Element location listings:
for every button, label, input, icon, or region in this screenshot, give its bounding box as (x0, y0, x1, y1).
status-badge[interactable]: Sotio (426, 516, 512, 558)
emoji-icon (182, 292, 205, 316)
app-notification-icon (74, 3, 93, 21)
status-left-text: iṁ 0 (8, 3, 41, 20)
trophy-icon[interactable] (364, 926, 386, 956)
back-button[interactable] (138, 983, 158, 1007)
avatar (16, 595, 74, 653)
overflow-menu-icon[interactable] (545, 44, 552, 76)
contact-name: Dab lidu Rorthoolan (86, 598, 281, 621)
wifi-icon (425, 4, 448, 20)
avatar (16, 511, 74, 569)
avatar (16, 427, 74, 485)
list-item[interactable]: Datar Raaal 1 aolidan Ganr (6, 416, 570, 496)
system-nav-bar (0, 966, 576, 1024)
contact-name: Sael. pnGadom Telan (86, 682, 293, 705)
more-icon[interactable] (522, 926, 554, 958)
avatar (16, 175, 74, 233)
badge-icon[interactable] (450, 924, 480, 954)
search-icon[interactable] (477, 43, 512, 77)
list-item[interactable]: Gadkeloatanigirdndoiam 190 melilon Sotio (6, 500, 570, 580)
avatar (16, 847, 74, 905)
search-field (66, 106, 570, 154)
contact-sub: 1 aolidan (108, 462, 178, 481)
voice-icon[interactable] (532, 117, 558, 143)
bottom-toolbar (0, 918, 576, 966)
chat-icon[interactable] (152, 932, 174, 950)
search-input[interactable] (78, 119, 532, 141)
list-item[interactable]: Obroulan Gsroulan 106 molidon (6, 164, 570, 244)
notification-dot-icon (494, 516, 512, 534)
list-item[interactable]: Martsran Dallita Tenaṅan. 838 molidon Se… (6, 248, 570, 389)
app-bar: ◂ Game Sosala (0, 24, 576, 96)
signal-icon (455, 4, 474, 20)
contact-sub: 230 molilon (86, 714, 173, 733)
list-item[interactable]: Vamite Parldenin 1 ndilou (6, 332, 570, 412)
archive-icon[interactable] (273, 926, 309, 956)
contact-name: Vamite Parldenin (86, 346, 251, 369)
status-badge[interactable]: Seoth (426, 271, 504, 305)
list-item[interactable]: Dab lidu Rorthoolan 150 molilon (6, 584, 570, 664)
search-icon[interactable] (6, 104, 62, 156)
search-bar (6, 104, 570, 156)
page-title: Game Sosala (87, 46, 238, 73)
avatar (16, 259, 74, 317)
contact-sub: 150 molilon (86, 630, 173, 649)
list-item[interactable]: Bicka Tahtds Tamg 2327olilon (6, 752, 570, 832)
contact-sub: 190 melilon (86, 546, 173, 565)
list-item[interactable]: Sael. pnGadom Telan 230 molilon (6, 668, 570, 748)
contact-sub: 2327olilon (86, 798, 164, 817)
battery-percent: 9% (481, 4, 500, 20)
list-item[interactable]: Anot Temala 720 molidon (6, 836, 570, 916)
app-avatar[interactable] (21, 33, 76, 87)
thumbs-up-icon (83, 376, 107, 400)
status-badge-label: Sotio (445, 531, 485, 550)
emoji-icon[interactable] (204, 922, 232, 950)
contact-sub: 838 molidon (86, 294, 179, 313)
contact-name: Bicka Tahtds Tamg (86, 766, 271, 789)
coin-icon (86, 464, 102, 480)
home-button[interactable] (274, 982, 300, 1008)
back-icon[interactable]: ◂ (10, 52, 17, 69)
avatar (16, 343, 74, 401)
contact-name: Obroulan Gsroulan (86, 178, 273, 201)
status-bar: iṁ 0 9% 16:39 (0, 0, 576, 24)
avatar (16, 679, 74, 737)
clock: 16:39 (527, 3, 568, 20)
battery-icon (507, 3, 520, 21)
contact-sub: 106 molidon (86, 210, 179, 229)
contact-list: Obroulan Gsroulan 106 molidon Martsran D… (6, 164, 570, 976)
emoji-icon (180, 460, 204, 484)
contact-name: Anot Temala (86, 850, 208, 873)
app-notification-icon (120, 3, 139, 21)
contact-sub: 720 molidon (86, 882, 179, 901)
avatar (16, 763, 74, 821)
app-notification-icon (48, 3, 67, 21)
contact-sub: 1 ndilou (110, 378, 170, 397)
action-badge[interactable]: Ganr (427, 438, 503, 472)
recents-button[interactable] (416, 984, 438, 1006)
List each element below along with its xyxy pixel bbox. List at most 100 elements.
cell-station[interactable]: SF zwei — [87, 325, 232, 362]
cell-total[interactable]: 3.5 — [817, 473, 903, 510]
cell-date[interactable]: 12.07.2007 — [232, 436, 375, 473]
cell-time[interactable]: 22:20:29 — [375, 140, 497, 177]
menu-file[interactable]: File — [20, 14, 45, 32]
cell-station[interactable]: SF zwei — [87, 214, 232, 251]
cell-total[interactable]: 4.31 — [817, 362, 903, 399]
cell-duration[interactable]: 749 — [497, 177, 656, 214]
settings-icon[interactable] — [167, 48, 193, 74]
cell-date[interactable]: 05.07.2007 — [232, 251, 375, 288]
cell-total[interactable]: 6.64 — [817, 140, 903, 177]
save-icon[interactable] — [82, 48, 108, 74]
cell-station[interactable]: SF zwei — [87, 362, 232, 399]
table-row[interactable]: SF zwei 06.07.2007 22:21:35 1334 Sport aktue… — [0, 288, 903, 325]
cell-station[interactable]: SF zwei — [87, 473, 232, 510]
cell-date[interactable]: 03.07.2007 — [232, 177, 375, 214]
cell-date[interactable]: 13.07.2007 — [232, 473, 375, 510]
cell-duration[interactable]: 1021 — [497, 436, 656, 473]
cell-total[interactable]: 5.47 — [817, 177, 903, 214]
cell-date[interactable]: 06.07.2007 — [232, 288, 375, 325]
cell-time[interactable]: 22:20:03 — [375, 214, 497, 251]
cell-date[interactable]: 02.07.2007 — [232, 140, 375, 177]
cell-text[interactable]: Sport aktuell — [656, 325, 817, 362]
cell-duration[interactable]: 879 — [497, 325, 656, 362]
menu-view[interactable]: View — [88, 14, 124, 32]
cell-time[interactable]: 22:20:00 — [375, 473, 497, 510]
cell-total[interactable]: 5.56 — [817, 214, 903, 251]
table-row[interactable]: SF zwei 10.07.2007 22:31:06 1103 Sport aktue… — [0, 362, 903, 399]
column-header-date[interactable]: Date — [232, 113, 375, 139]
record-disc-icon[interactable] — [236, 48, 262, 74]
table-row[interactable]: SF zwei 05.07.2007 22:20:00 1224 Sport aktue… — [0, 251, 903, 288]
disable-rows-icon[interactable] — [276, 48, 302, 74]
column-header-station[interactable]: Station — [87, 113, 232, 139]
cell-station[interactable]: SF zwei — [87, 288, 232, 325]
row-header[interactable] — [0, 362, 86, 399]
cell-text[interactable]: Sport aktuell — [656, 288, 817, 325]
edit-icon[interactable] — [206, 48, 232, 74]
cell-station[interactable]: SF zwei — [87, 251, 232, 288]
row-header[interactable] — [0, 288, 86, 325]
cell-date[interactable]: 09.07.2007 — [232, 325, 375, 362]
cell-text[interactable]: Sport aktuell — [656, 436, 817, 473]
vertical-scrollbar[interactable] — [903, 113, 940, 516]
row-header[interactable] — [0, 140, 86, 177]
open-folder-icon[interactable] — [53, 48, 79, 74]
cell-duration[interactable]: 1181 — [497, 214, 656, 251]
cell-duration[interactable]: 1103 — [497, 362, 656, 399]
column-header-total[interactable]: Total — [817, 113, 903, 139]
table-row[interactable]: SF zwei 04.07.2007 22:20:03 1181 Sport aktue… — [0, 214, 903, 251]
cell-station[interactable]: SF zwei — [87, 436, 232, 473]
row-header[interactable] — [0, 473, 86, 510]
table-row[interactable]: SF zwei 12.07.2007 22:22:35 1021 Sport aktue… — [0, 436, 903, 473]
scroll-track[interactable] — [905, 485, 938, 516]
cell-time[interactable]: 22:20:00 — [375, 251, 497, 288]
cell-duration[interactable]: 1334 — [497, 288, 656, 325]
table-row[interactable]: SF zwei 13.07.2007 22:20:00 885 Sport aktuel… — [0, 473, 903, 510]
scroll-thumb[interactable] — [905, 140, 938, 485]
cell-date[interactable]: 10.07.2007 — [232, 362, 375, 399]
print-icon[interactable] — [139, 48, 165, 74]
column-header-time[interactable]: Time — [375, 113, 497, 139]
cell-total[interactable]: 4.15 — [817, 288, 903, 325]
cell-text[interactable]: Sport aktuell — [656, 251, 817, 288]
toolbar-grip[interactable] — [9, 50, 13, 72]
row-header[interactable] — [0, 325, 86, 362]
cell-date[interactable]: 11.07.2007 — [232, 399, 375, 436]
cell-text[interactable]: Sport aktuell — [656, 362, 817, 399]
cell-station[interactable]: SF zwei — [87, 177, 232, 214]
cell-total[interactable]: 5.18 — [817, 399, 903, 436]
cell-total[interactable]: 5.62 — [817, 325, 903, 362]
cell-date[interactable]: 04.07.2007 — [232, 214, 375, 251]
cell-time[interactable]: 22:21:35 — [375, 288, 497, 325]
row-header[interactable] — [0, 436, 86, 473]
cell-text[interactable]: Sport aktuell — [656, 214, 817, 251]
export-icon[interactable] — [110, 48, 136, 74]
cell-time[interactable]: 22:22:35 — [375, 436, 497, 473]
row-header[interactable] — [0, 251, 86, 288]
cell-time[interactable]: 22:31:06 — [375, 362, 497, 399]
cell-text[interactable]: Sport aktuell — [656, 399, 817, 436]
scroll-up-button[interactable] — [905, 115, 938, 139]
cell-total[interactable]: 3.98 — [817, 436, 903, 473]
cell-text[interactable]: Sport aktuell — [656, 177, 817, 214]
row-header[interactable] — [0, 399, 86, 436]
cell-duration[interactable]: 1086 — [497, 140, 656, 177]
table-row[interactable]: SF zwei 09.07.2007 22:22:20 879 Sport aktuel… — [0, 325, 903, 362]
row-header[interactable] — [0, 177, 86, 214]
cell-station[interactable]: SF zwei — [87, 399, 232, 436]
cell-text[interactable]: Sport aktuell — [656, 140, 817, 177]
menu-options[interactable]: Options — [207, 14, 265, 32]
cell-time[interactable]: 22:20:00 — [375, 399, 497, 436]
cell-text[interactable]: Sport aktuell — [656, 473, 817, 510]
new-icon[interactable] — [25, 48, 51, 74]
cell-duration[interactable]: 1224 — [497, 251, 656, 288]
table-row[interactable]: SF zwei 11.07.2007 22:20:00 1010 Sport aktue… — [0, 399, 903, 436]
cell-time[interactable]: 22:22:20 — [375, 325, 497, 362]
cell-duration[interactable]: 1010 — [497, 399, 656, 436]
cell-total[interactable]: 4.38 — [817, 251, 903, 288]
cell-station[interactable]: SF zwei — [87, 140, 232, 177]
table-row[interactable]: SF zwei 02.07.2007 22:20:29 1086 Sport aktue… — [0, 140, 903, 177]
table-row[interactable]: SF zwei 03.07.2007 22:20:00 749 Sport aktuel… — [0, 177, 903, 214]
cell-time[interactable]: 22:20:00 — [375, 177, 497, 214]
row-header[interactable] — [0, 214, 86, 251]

What to produce ▸ Copy the lines above, starting with the very first one and stopping after the line that has "avatar (16, 595, 74, 653)". Keep them unchanged.

Task solution ▸
for every button, label, input, icon, or region in this screenshot, give its bounding box as (x0, y0, x1, y1).
status-badge[interactable]: Sotio (426, 516, 512, 558)
emoji-icon (182, 292, 205, 316)
app-notification-icon (74, 3, 93, 21)
status-left-text: iṁ 0 (8, 3, 41, 20)
trophy-icon[interactable] (364, 926, 386, 956)
back-button[interactable] (138, 983, 158, 1007)
avatar (16, 595, 74, 653)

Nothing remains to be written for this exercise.